PROBLEM REQUIREMENTS: Without changing a character, return the entries, but not the images they hold.

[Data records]
** Start **
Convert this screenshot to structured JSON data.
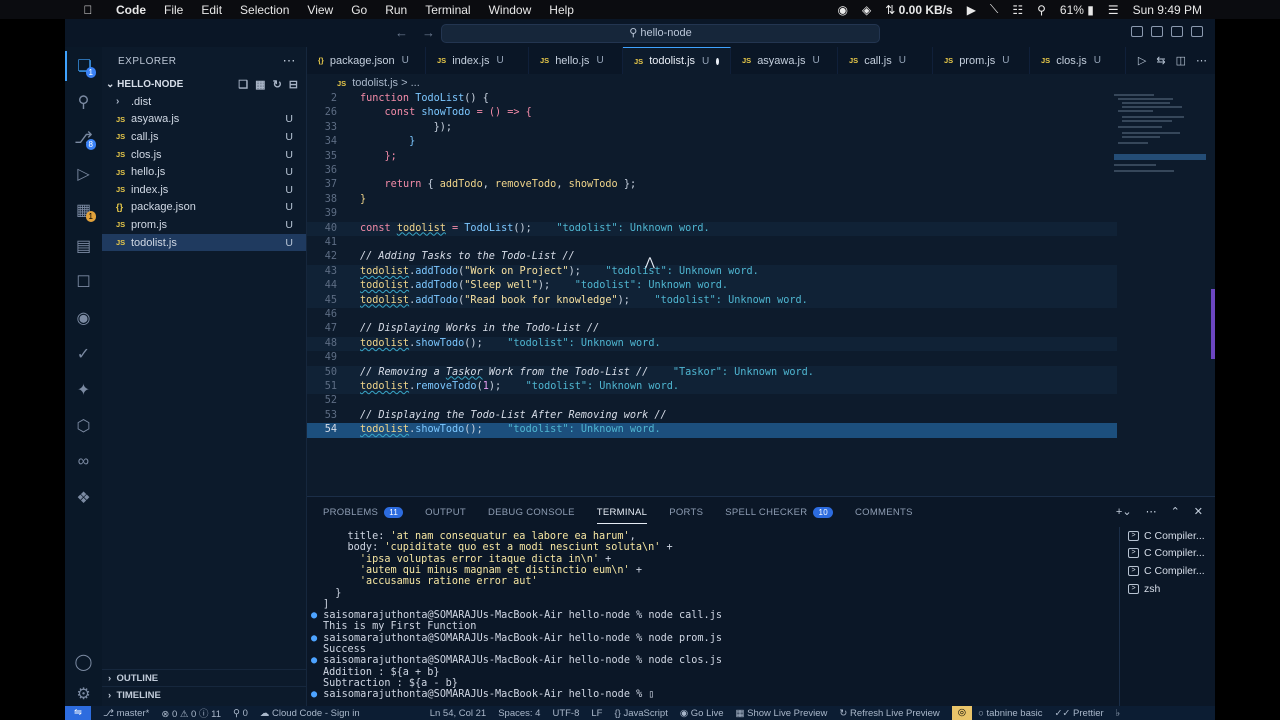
{
  "menubar": {
    "app": "Code",
    "items": [
      "File",
      "Edit",
      "Selection",
      "View",
      "Go",
      "Run",
      "Terminal",
      "Window",
      "Help"
    ],
    "network": "0.00 KB/s",
    "battery": "61%",
    "clock": "Sun 9:49 PM"
  },
  "titlebar": {
    "search": "hello-node"
  },
  "activity": {
    "explorer_badge": "1",
    "scm_badge": "8",
    "warn_badge": "1"
  },
  "sidebar": {
    "title": "EXPLORER",
    "folder": "HELLO-NODE",
    "items": [
      {
        "icon": "",
        "name": ".dist",
        "status": ""
      },
      {
        "icon": "JS",
        "name": "asyawa.js",
        "status": "U"
      },
      {
        "icon": "JS",
        "name": "call.js",
        "status": "U"
      },
      {
        "icon": "JS",
        "name": "clos.js",
        "status": "U"
      },
      {
        "icon": "JS",
        "name": "hello.js",
        "status": "U"
      },
      {
        "icon": "JS",
        "name": "index.js",
        "status": "U"
      },
      {
        "icon": "{}",
        "name": "package.json",
        "status": "U"
      },
      {
        "icon": "JS",
        "name": "prom.js",
        "status": "U"
      },
      {
        "icon": "JS",
        "name": "todolist.js",
        "status": "U"
      }
    ],
    "outline": "OUTLINE",
    "timeline": "TIMELINE"
  },
  "tabs": [
    {
      "icon": "{}",
      "name": "package.json",
      "status": "U"
    },
    {
      "icon": "JS",
      "name": "index.js",
      "status": "U"
    },
    {
      "icon": "JS",
      "name": "hello.js",
      "status": "U"
    },
    {
      "icon": "JS",
      "name": "todolist.js",
      "status": "U"
    },
    {
      "icon": "JS",
      "name": "asyawa.js",
      "status": "U"
    },
    {
      "icon": "JS",
      "name": "call.js",
      "status": "U"
    },
    {
      "icon": "JS",
      "name": "prom.js",
      "status": "U"
    },
    {
      "icon": "JS",
      "name": "clos.js",
      "status": "U"
    }
  ],
  "breadcrumb": {
    "icon": "JS",
    "file": "todolist.js",
    "sep": ">",
    "rest": "..."
  },
  "code": {
    "l1": "2",
    "l2": "26",
    "l3": "33",
    "l4": "34",
    "l5": "35",
    "l6": "36",
    "l7": "37",
    "l8": "38",
    "l9": "39",
    "l10": "40",
    "l11": "41",
    "l12": "42",
    "l13": "43",
    "l14": "44",
    "l15": "45",
    "l16": "46",
    "l17": "47",
    "l18": "48",
    "l19": "49",
    "l20": "50",
    "l21": "51",
    "l22": "52",
    "l23": "53",
    "l24": "54",
    "fn_kw": "function",
    "fn_name": "TodoList",
    "fn_rest": "() {",
    "const": "const",
    "showTodo": "showTodo",
    "arrow": " = () => {",
    "close33": "});",
    "close34": "}",
    "close35": "};",
    "return": "return",
    "ret_open": " { ",
    "addTodo": "addTodo",
    "comma": ", ",
    "removeTodo": "removeTodo",
    "ret_close": " };",
    "brace": "}",
    "todolist": "todolist",
    "assign": " = ",
    "ctor_call": "();",
    "diag_todolist": "\"todolist\": Unknown word.",
    "diag_taskor": "\"Taskor\": Unknown word.",
    "c42": "// Adding Tasks to the Todo-List //",
    "dot": ".",
    "open": "(",
    "s43": "\"Work on Project\"",
    "s44": "\"Sleep well\"",
    "s45": "\"Read book for knowledge\"",
    "endcall": ");",
    "c47": "// Displaying Works in the Todo-List //",
    "emptycall": "();",
    "c50a": "// Removing a ",
    "c50b": "Taskor",
    "c50c": " Work from the Todo-List //",
    "one": "1",
    "c53": "// Displaying the Todo-List After Removing work //"
  },
  "panel": {
    "tabs": [
      "PROBLEMS",
      "OUTPUT",
      "DEBUG CONSOLE",
      "TERMINAL",
      "PORTS",
      "SPELL CHECKER",
      "COMMENTS"
    ],
    "problems_badge": "11",
    "spell_badge": "10",
    "terminal": {
      "t1a": "    title: ",
      "t1b": "'at nam consequatur ea labore ea harum'",
      "t1c": ",",
      "t2a": "    body: ",
      "t2b": "'cupiditate quo est a modi nesciunt soluta\\n'",
      "t2c": " +",
      "t3b": "'ipsa voluptas error itaque dicta in\\n'",
      "t4b": "'autem qui minus magnam et distinctio eum\\n'",
      "t5b": "'accusamus ratione error aut'",
      "t6": "  }",
      "t7": "]",
      "prompt": "saisomarajuthonta@SOMARAJUs-MacBook-Air hello-node %",
      "cmd1": "node call.js",
      "out1": "This is my First Function",
      "cmd2": "node prom.js",
      "out2": "Success",
      "cmd3": "node clos.js",
      "out3": "Addition : ${a + b}",
      "out4": "Subtraction : ${a - b}"
    },
    "terminals": [
      "C Compiler...",
      "C Compiler...",
      "C Compiler...",
      "zsh"
    ]
  },
  "status": {
    "branch": "master*",
    "errors": "0",
    "warnings": "0",
    "info": "11",
    "ports": "0",
    "cloud": "Cloud Code - Sign in",
    "position": "Ln 54, Col 21",
    "spaces": "Spaces: 4",
    "encoding": "UTF-8",
    "eol": "LF",
    "language": "JavaScript",
    "golive": "Go Live",
    "preview": "Show Live Preview",
    "refresh": "Refresh Live Preview",
    "tabnine": "tabnine basic",
    "prettier": "Prettier"
  }
}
** End **
OUTPUT OF THE TASK:
Convert this screenshot to structured JSON data.
{
  "menubar": {
    "app": "Code",
    "items": [
      "File",
      "Edit",
      "Selection",
      "View",
      "Go",
      "Run",
      "Terminal",
      "Window",
      "Help"
    ],
    "network": "0.00 KB/s",
    "battery": "61%",
    "clock": "Sun 9:49 PM"
  },
  "titlebar": {
    "search": "hello-node"
  },
  "activity": {
    "explorer_badge": "1",
    "scm_badge": "8",
    "warn_badge": "1"
  },
  "sidebar": {
    "title": "EXPLORER",
    "folder": "HELLO-NODE",
    "items": [
      {
        "icon": "",
        "name": ".dist",
        "status": ""
      },
      {
        "icon": "JS",
        "name": "asyawa.js",
        "status": "U"
      },
      {
        "icon": "JS",
        "name": "call.js",
        "status": "U"
      },
      {
        "icon": "JS",
        "name": "clos.js",
        "status": "U"
      },
      {
        "icon": "JS",
        "name": "hello.js",
        "status": "U"
      },
      {
        "icon": "JS",
        "name": "index.js",
        "status": "U"
      },
      {
        "icon": "{}",
        "name": "package.json",
        "status": "U"
      },
      {
        "icon": "JS",
        "name": "prom.js",
        "status": "U"
      },
      {
        "icon": "JS",
        "name": "todolist.js",
        "status": "U"
      }
    ],
    "outline": "OUTLINE",
    "timeline": "TIMELINE"
  },
  "tabs": [
    {
      "icon": "{}",
      "name": "package.json",
      "status": "U"
    },
    {
      "icon": "JS",
      "name": "index.js",
      "status": "U"
    },
    {
      "icon": "JS",
      "name": "hello.js",
      "status": "U"
    },
    {
      "icon": "JS",
      "name": "todolist.js",
      "status": "U"
    },
    {
      "icon": "JS",
      "name": "asyawa.js",
      "status": "U"
    },
    {
      "icon": "JS",
      "name": "call.js",
      "status": "U"
    },
    {
      "icon": "JS",
      "name": "prom.js",
      "status": "U"
    },
    {
      "icon": "JS",
      "name": "clos.js",
      "status": "U"
    }
  ],
  "breadcrumb": {
    "icon": "JS",
    "file": "todolist.js",
    "sep": ">",
    "rest": "..."
  },
  "code": {
    "l1": "2",
    "l2": "26",
    "l3": "33",
    "l4": "34",
    "l5": "35",
    "l6": "36",
    "l7": "37",
    "l8": "38",
    "l9": "39",
    "l10": "40",
    "l11": "41",
    "l12": "42",
    "l13": "43",
    "l14": "44",
    "l15": "45",
    "l16": "46",
    "l17": "47",
    "l18": "48",
    "l19": "49",
    "l20": "50",
    "l21": "51",
    "l22": "52",
    "l23": "53",
    "l24": "54",
    "fn_kw": "function",
    "fn_name": "TodoList",
    "fn_rest": "() {",
    "const": "const",
    "showTodo": "showTodo",
    "arrow": " = () => {",
    "close33": "});",
    "close34": "}",
    "close35": "};",
    "return": "return",
    "ret_open": " { ",
    "addTodo": "addTodo",
    "comma": ", ",
    "removeTodo": "removeTodo",
    "ret_close": " };",
    "brace": "}",
    "todolist": "todolist",
    "assign": " = ",
    "ctor_call": "();",
    "diag_todolist": "\"todolist\": Unknown word.",
    "diag_taskor": "\"Taskor\": Unknown word.",
    "c42": "// Adding Tasks to the Todo-List //",
    "dot": ".",
    "open": "(",
    "s43": "\"Work on Project\"",
    "s44": "\"Sleep well\"",
    "s45": "\"Read book for knowledge\"",
    "endcall": ");",
    "c47": "// Displaying Works in the Todo-List //",
    "emptycall": "();",
    "c50a": "// Removing a ",
    "c50b": "Taskor",
    "c50c": " Work from the Todo-List //",
    "one": "1",
    "c53": "// Displaying the Todo-List After Removing work //"
  },
  "panel": {
    "tabs": [
      "PROBLEMS",
      "OUTPUT",
      "DEBUG CONSOLE",
      "TERMINAL",
      "PORTS",
      "SPELL CHECKER",
      "COMMENTS"
    ],
    "problems_badge": "11",
    "spell_badge": "10",
    "terminal": {
      "t1a": "    title: ",
      "t1b": "'at nam consequatur ea labore ea harum'",
      "t1c": ",",
      "t2a": "    body: ",
      "t2b": "'cupiditate quo est a modi nesciunt soluta\\n'",
      "t2c": " +",
      "t3b": "'ipsa voluptas error itaque dicta in\\n'",
      "t4b": "'autem qui minus magnam et distinctio eum\\n'",
      "t5b": "'accusamus ratione error aut'",
      "t6": "  }",
      "t7": "]",
      "prompt": "saisomarajuthonta@SOMARAJUs-MacBook-Air hello-node %",
      "cmd1": "node call.js",
      "out1": "This is my First Function",
      "cmd2": "node prom.js",
      "out2": "Success",
      "cmd3": "node clos.js",
      "out3": "Addition : ${a + b}",
      "out4": "Subtraction : ${a - b}"
    },
    "terminals": [
      "C Compiler...",
      "C Compiler...",
      "C Compiler...",
      "zsh"
    ]
  },
  "status": {
    "branch": "master*",
    "errors": "0",
    "warnings": "0",
    "info": "11",
    "ports": "0",
    "cloud": "Cloud Code - Sign in",
    "position": "Ln 54, Col 21",
    "spaces": "Spaces: 4",
    "encoding": "UTF-8",
    "eol": "LF",
    "language": "JavaScript",
    "golive": "Go Live",
    "preview": "Show Live Preview",
    "refresh": "Refresh Live Preview",
    "tabnine": "tabnine basic",
    "prettier": "Prettier"
  }
}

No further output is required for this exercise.